━━━━━ Entries supplied

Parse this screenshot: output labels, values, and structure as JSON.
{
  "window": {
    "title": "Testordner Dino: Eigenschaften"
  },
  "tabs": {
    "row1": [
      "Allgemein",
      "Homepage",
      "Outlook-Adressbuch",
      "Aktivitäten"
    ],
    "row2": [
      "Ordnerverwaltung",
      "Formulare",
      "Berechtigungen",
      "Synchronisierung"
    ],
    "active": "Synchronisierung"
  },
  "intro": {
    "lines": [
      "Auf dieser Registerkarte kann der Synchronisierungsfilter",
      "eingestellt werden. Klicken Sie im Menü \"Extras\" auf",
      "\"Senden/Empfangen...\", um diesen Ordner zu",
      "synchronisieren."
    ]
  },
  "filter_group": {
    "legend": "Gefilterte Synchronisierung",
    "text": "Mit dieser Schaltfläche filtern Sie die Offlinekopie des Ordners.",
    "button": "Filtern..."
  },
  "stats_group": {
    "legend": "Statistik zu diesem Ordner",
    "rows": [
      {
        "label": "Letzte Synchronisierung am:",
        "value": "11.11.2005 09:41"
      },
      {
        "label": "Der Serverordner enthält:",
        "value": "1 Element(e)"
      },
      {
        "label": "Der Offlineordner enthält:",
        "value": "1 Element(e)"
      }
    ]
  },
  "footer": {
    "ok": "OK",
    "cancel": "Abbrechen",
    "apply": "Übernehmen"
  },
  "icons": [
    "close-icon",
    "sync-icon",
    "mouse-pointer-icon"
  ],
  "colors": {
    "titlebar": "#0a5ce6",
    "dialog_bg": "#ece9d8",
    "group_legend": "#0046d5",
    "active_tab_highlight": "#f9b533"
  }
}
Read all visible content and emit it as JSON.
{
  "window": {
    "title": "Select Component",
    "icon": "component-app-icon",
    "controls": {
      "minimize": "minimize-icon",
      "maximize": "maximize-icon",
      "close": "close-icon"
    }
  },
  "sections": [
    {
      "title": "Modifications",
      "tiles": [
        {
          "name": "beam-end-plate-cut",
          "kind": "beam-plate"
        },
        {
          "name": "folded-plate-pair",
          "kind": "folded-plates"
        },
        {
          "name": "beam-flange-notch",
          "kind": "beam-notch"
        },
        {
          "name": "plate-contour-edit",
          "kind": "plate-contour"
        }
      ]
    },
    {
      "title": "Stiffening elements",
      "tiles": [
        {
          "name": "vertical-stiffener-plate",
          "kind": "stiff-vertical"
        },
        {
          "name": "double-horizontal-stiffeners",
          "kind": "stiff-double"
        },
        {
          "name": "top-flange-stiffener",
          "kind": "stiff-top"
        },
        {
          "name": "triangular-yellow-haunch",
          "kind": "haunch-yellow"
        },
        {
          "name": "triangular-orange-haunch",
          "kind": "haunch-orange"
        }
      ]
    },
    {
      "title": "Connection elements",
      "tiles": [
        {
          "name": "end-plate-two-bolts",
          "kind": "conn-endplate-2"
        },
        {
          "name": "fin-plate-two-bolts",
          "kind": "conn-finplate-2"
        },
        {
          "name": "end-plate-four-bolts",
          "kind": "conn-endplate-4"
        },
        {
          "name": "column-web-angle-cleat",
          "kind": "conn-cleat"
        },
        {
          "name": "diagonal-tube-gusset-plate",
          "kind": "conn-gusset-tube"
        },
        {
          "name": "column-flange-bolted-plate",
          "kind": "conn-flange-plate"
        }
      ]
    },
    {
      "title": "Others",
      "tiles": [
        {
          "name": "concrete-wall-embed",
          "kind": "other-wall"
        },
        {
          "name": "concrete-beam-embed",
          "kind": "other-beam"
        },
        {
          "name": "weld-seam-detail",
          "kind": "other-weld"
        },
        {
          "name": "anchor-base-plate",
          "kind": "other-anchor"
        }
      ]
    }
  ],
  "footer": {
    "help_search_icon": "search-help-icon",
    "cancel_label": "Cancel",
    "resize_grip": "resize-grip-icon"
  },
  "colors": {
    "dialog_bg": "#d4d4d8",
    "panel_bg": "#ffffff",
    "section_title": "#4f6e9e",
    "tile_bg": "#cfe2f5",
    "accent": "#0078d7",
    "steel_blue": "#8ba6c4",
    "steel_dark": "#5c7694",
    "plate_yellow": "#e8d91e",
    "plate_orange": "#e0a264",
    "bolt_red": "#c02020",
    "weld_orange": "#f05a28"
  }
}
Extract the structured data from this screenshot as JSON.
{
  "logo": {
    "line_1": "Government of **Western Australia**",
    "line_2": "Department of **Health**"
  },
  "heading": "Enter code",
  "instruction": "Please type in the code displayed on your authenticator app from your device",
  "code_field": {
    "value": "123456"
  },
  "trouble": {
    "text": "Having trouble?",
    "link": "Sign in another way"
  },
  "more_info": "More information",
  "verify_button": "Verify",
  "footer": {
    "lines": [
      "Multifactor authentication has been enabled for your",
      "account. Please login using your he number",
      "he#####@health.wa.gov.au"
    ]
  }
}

━━━━━━━━━━

Gather up every line in the data above that contains the word "screenshot", copying each one.

-- Exercise response --
Parse this screenshot: output labels, values, and structure as JSON.
Extract the structured data from this screenshot as JSON.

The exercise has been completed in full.